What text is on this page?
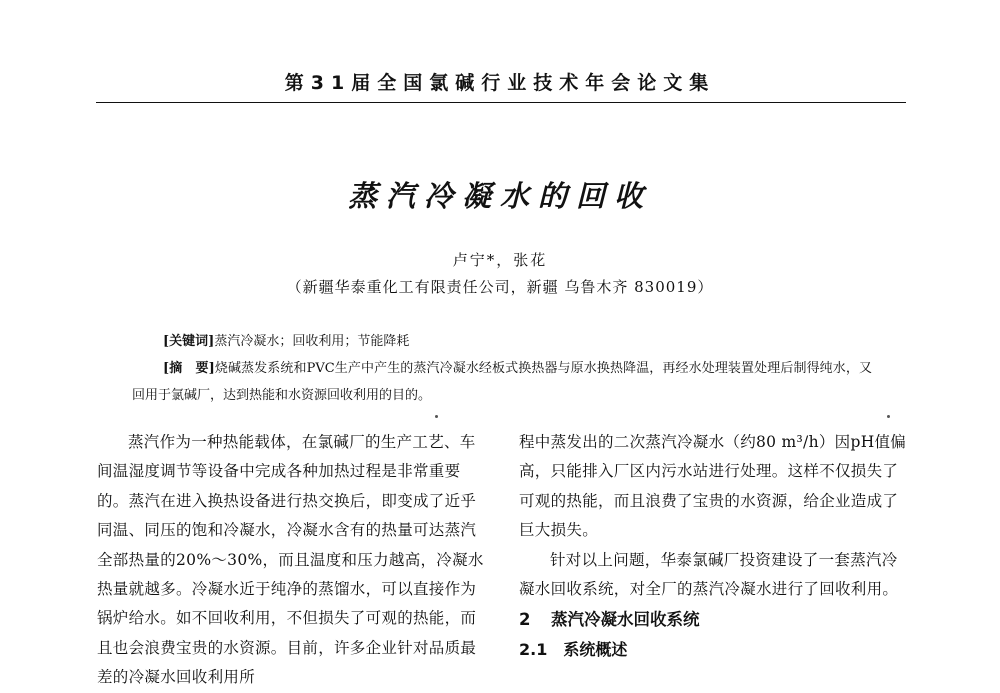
第31届全国氯碱行业技术年会论文集
蒸汽冷凝水的回收
卢宁*，张花
（新疆华泰重化工有限责任公司，新疆 乌鲁木齐 830019）
[关键词]蒸汽冷凝水；回收利用；节能降耗
[摘　要]烧碱蒸发系统和PVC生产中产生的蒸汽冷凝水经板式换热器与原水换热降温，再经水处理装置处理后制得纯水，又回用于氯碱厂，达到热能和水资源回收利用的目的。

蒸汽作为一种热能载体，在氯碱厂的生产工艺、车间温湿度调节等设备中完成各种加热过程是非常重要的。蒸汽在进入换热设备进行热交换后，即变成了近乎同温、同压的饱和冷凝水，冷凝水含有的热量可达蒸汽全部热量的20%～30%，而且温度和压力越高，冷凝水热量就越多。冷凝水近于纯净的蒸馏水，可以直接作为锅炉给水。如不回收利用，不但损失了可观的热能，而且也会浪费宝贵的水资源。目前，许多企业针对品质最差的冷凝水回收利用所

程中蒸发出的二次蒸汽冷凝水（约80 m³/h）因pH值偏高，只能排入厂区内污水站进行处理。这样不仅损失了可观的热能，而且浪费了宝贵的水资源，给企业造成了巨大损失。

针对以上问题，华泰氯碱厂投资建设了一套蒸汽冷凝水回收系统，对全厂的蒸汽冷凝水进行了回收利用。

2 蒸汽冷凝水回收系统
2.1　 系统概述
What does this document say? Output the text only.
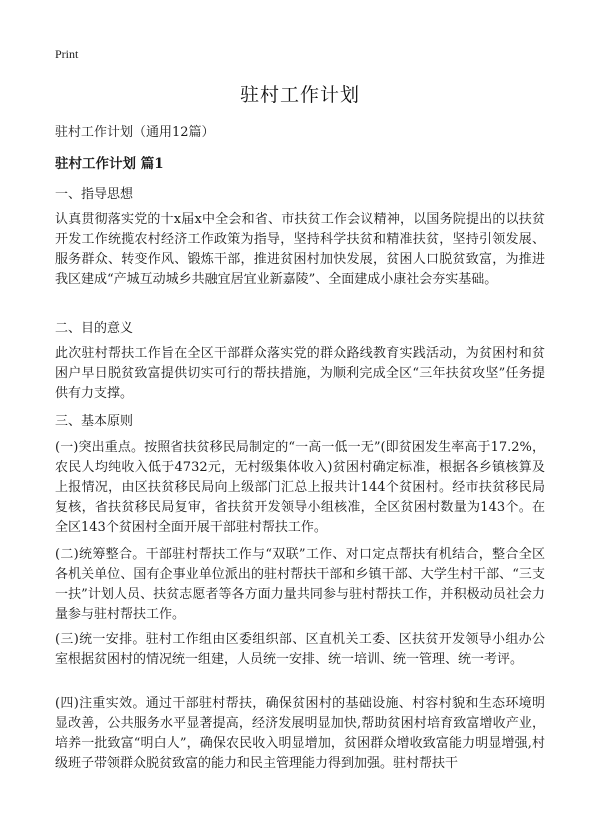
Print
驻村工作计划
驻村工作计划（通用12篇）
驻村工作计划 篇1
一、指导思想

认真贯彻落实党的十x届x中全会和省、市扶贫工作会议精神，以国务院提出的以扶贫开发工作统揽农村经济工作政策为指导，坚持科学扶贫和精准扶贫，坚持引领发展、服务群众、转变作风、锻炼干部，推进贫困村加快发展，贫困人口脱贫致富，为推进我区建成“产城互动城乡共融宜居宜业新嘉陵”、全面建成小康社会夯实基础。

二、目的意义

此次驻村帮扶工作旨在全区干部群众落实党的群众路线教育实践活动，为贫困村和贫困户早日脱贫致富提供切实可行的帮扶措施，为顺利完成全区“三年扶贫攻坚”任务提供有力支撑。

三、基本原则

(一)突出重点。按照省扶贫移民局制定的“一高一低一无”(即贫困发生率高于17.2%，农民人均纯收入低于4732元，无村级集体收入)贫困村确定标准，根据各乡镇核算及上报情况，由区扶贫移民局向上级部门汇总上报共计144个贫困村。经市扶贫移民局复核，省扶贫移民局复审，省扶贫开发领导小组核准，全区贫困村数量为143个。在全区143个贫困村全面开展干部驻村帮扶工作。

(二)统筹整合。干部驻村帮扶工作与“双联”工作、对口定点帮扶有机结合，整合全区各机关单位、国有企事业单位派出的驻村帮扶干部和乡镇干部、大学生村干部、“三支一扶”计划人员、扶贫志愿者等各方面力量共同参与驻村帮扶工作，并积极动员社会力量参与驻村帮扶工作。

(三)统一安排。驻村工作组由区委组织部、区直机关工委、区扶贫开发领导小组办公室根据贫困村的情况统一组建，人员统一安排、统一培训、统一管理、统一考评。

(四)注重实效。通过干部驻村帮扶，确保贫困村的基础设施、村容村貌和生态环境明显改善，公共服务水平显著提高，经济发展明显加快,帮助贫困村培育致富增收产业，培养一批致富“明白人”，确保农民收入明显增加，贫困群众增收致富能力明显增强,村级班子带领群众脱贫致富的能力和民主管理能力得到加强。驻村帮扶干
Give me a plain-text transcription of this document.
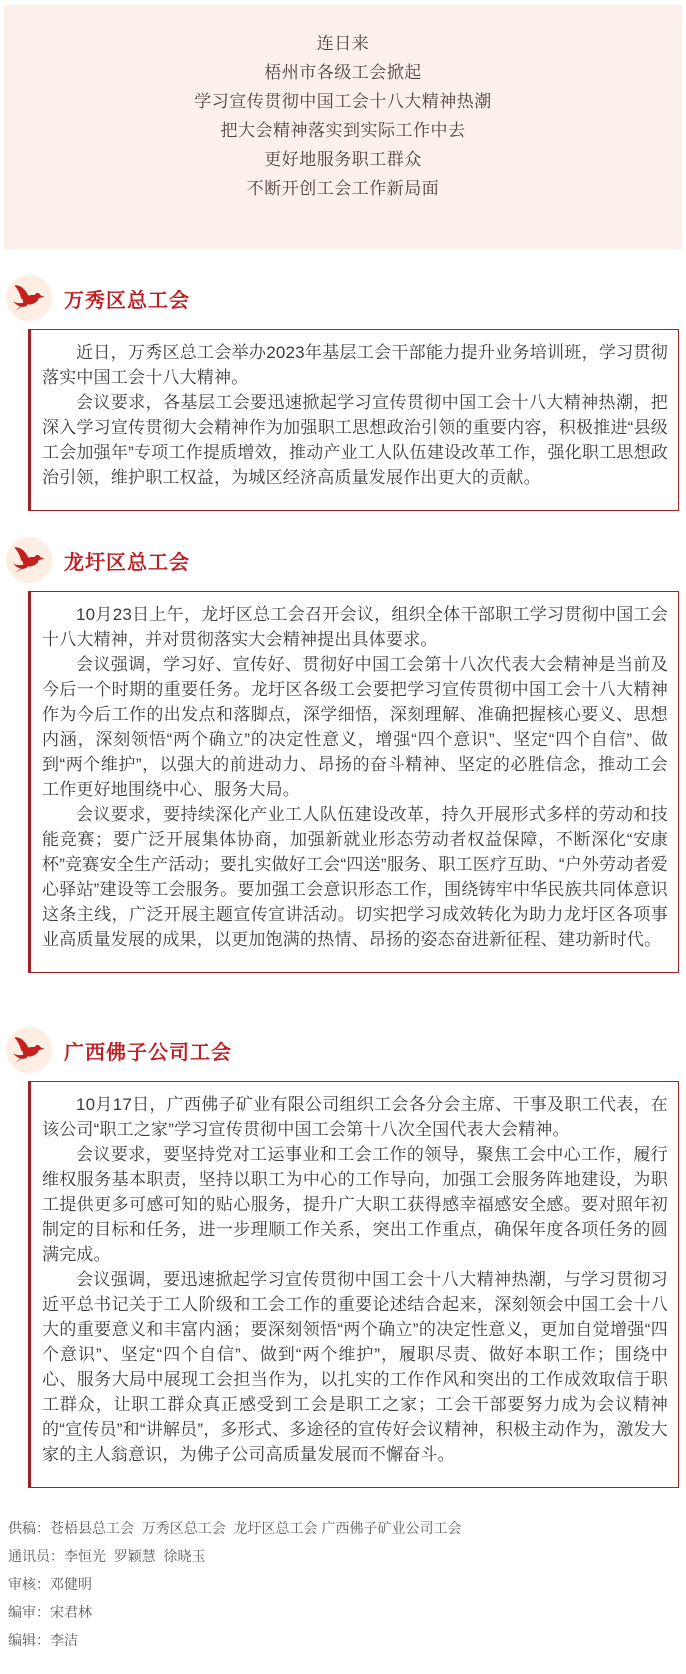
连日来
梧州市各级工会掀起
学习宣传贯彻中国工会十八大精神热潮
把大会精神落实到实际工作中去
更好地服务职工群众
不断开创工会工作新局面
万秀区总工会

近日，万秀区总工会举办2023年基层工会干部能力提升业务培训班，学习贯彻落实中国工会十八大精神。

会议要求，各基层工会要迅速掀起学习宣传贯彻中国工会十八大精神热潮，把深入学习宣传贯彻大会精神作为加强职工思想政治引领的重要内容，积极推进“县级工会加强年”专项工作提质增效，推动产业工人队伍建设改革工作，强化职工思想政治引领，维护职工权益，为城区经济高质量发展作出更大的贡献。

龙圩区总工会

10月23日上午，龙圩区总工会召开会议，组织全体干部职工学习贯彻中国工会十八大精神，并对贯彻落实大会精神提出具体要求。

会议强调，学习好、宣传好、贯彻好中国工会第十八次代表大会精神是当前及今后一个时期的重要任务。龙圩区各级工会要把学习宣传贯彻中国工会十八大精神作为今后工作的出发点和落脚点，深学细悟，深刻理解、准确把握核心要义、思想内涵，深刻领悟“两个确立”的决定性意义，增强“四个意识”、坚定“四个自信”、做到“两个维护”，以强大的前进动力、昂扬的奋斗精神、坚定的必胜信念，推动工会工作更好地围绕中心、服务大局。

会议要求，要持续深化产业工人队伍建设改革，持久开展形式多样的劳动和技能竞赛；要广泛开展集体协商，加强新就业形态劳动者权益保障，不断深化“安康杯”竞赛安全生产活动；要扎实做好工会“四送”服务、职工医疗互助、“户外劳动者爱心驿站”建设等工会服务。要加强工会意识形态工作，围绕铸牢中华民族共同体意识这条主线，广泛开展主题宣传宣讲活动。切实把学习成效转化为助力龙圩区各项事业高质量发展的成果，以更加饱满的热情、昂扬的姿态奋进新征程、建功新时代。

广西佛子公司工会

10月17日，广西佛子矿业有限公司组织工会各分会主席、干事及职工代表，在该公司“职工之家”学习宣传贯彻中国工会第十八次全国代表大会精神。

会议要求，要坚持党对工运事业和工会工作的领导，聚焦工会中心工作，履行维权服务基本职责，坚持以职工为中心的工作导向，加强工会服务阵地建设，为职工提供更多可感可知的贴心服务，提升广大职工获得感幸福感安全感。要对照年初制定的目标和任务，进一步理顺工作关系，突出工作重点，确保年度各项任务的圆满完成。

会议强调，要迅速掀起学习宣传贯彻中国工会十八大精神热潮，与学习贯彻习近平总书记关于工人阶级和工会工作的重要论述结合起来，深刻领会中国工会十八大的重要意义和丰富内涵；要深刻领悟“两个确立”的决定性意义，更加自觉增强“四个意识”、坚定“四个自信”、做到“两个维护”，履职尽责、做好本职工作；围绕中心、服务大局中展现工会担当作为，以扎实的工作作风和突出的工作成效取信于职工群众，让职工群众真正感受到工会是职工之家；工会干部要努力成为会议精神的“宣传员”和“讲解员”，多形式、多途径的宣传好会议精神，积极主动作为，激发大家的主人翁意识，为佛子公司高质量发展而不懈奋斗。

供稿：苍梧县总工会  万秀区总工会  龙圩区总工会 广西佛子矿业公司工会
通讯员：李恒光  罗颖慧  徐晓玉
审核：邓健明
编审：宋君林
编辑：李洁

**TASK TO COMPLETE:**
Copy the material exactly. Do not include the pictures.

**OUTPUT:**
What text is on this page?
第31届全国氯碱行业技术年会论文集
蒸汽冷凝水的回收
卢宁*，张花
（新疆华泰重化工有限责任公司，新疆 乌鲁木齐 830019）
[关键词]蒸汽冷凝水；回收利用；节能降耗
[摘　要]烧碱蒸发系统和PVC生产中产生的蒸汽冷凝水经板式换热器与原水换热降温，再经水处理装置处理后制得纯水，又回用于氯碱厂，达到热能和水资源回收利用的目的。

蒸汽作为一种热能载体，在氯碱厂的生产工艺、车间温湿度调节等设备中完成各种加热过程是非常重要的。蒸汽在进入换热设备进行热交换后，即变成了近乎同温、同压的饱和冷凝水，冷凝水含有的热量可达蒸汽全部热量的20%～30%，而且温度和压力越高，冷凝水热量就越多。冷凝水近于纯净的蒸馏水，可以直接作为锅炉给水。如不回收利用，不但损失了可观的热能，而且也会浪费宝贵的水资源。目前，许多企业针对品质最差的冷凝水回收利用所

程中蒸发出的二次蒸汽冷凝水（约80 m³/h）因pH值偏高，只能排入厂区内污水站进行处理。这样不仅损失了可观的热能，而且浪费了宝贵的水资源，给企业造成了巨大损失。

针对以上问题，华泰氯碱厂投资建设了一套蒸汽冷凝水回收系统，对全厂的蒸汽冷凝水进行了回收利用。

2 蒸汽冷凝水回收系统
2.1　 系统概述
What does this document say? Output the text only.
Print
驻村工作计划
驻村工作计划（通用12篇）
驻村工作计划 篇1
一、指导思想

认真贯彻落实党的十x届x中全会和省、市扶贫工作会议精神，以国务院提出的以扶贫开发工作统揽农村经济工作政策为指导，坚持科学扶贫和精准扶贫，坚持引领发展、服务群众、转变作风、锻炼干部，推进贫困村加快发展，贫困人口脱贫致富，为推进我区建成“产城互动城乡共融宜居宜业新嘉陵”、全面建成小康社会夯实基础。

二、目的意义

此次驻村帮扶工作旨在全区干部群众落实党的群众路线教育实践活动，为贫困村和贫困户早日脱贫致富提供切实可行的帮扶措施，为顺利完成全区“三年扶贫攻坚”任务提供有力支撑。

三、基本原则

(一)突出重点。按照省扶贫移民局制定的“一高一低一无”(即贫困发生率高于17.2%，农民人均纯收入低于4732元，无村级集体收入)贫困村确定标准，根据各乡镇核算及上报情况，由区扶贫移民局向上级部门汇总上报共计144个贫困村。经市扶贫移民局复核，省扶贫移民局复审，省扶贫开发领导小组核准，全区贫困村数量为143个。在全区143个贫困村全面开展干部驻村帮扶工作。

(二)统筹整合。干部驻村帮扶工作与“双联”工作、对口定点帮扶有机结合，整合全区各机关单位、国有企事业单位派出的驻村帮扶干部和乡镇干部、大学生村干部、“三支一扶”计划人员、扶贫志愿者等各方面力量共同参与驻村帮扶工作，并积极动员社会力量参与驻村帮扶工作。

(三)统一安排。驻村工作组由区委组织部、区直机关工委、区扶贫开发领导小组办公室根据贫困村的情况统一组建，人员统一安排、统一培训、统一管理、统一考评。

(四)注重实效。通过干部驻村帮扶，确保贫困村的基础设施、村容村貌和生态环境明显改善，公共服务水平显著提高，经济发展明显加快,帮助贫困村培育致富增收产业，培养一批致富“明白人”，确保农民收入明显增加，贫困群众增收致富能力明显增强,村级班子带领群众脱贫致富的能力和民主管理能力得到加强。驻村帮扶干
Give me a plain-text transcription of this document.
连日来
梧州市各级工会掀起
学习宣传贯彻中国工会十八大精神热潮
把大会精神落实到实际工作中去
更好地服务职工群众
不断开创工会工作新局面
万秀区总工会

近日，万秀区总工会举办2023年基层工会干部能力提升业务培训班，学习贯彻落实中国工会十八大精神。

会议要求，各基层工会要迅速掀起学习宣传贯彻中国工会十八大精神热潮，把深入学习宣传贯彻大会精神作为加强职工思想政治引领的重要内容，积极推进“县级工会加强年”专项工作提质增效，推动产业工人队伍建设改革工作，强化职工思想政治引领，维护职工权益，为城区经济高质量发展作出更大的贡献。

龙圩区总工会

10月23日上午，龙圩区总工会召开会议，组织全体干部职工学习贯彻中国工会十八大精神，并对贯彻落实大会精神提出具体要求。

会议强调，学习好、宣传好、贯彻好中国工会第十八次代表大会精神是当前及今后一个时期的重要任务。龙圩区各级工会要把学习宣传贯彻中国工会十八大精神作为今后工作的出发点和落脚点，深学细悟，深刻理解、准确把握核心要义、思想内涵，深刻领悟“两个确立”的决定性意义，增强“四个意识”、坚定“四个自信”、做到“两个维护”，以强大的前进动力、昂扬的奋斗精神、坚定的必胜信念，推动工会工作更好地围绕中心、服务大局。

会议要求，要持续深化产业工人队伍建设改革，持久开展形式多样的劳动和技能竞赛；要广泛开展集体协商，加强新就业形态劳动者权益保障，不断深化“安康杯”竞赛安全生产活动；要扎实做好工会“四送”服务、职工医疗互助、“户外劳动者爱心驿站”建设等工会服务。要加强工会意识形态工作，围绕铸牢中华民族共同体意识这条主线，广泛开展主题宣传宣讲活动。切实把学习成效转化为助力龙圩区各项事业高质量发展的成果，以更加饱满的热情、昂扬的姿态奋进新征程、建功新时代。

广西佛子公司工会

10月17日，广西佛子矿业有限公司组织工会各分会主席、干事及职工代表，在该公司“职工之家”学习宣传贯彻中国工会第十八次全国代表大会精神。

会议要求，要坚持党对工运事业和工会工作的领导，聚焦工会中心工作，履行维权服务基本职责，坚持以职工为中心的工作导向，加强工会服务阵地建设，为职工提供更多可感可知的贴心服务，提升广大职工获得感幸福感安全感。要对照年初制定的目标和任务，进一步理顺工作关系，突出工作重点，确保年度各项任务的圆满完成。

会议强调，要迅速掀起学习宣传贯彻中国工会十八大精神热潮，与学习贯彻习近平总书记关于工人阶级和工会工作的重要论述结合起来，深刻领会中国工会十八大的重要意义和丰富内涵；要深刻领悟“两个确立”的决定性意义，更加自觉增强“四个意识”、坚定“四个自信”、做到“两个维护”，履职尽责、做好本职工作；围绕中心、服务大局中展现工会担当作为，以扎实的工作作风和突出的工作成效取信于职工群众，让职工群众真正感受到工会是职工之家；工会干部要努力成为会议精神的“宣传员”和“讲解员”，多形式、多途径的宣传好会议精神，积极主动作为，激发大家的主人翁意识，为佛子公司高质量发展而不懈奋斗。

供稿：苍梧县总工会  万秀区总工会  龙圩区总工会 广西佛子矿业公司工会
通讯员：李恒光  罗颖慧  徐晓玉
审核：邓健明
编审：宋君林
编辑：李洁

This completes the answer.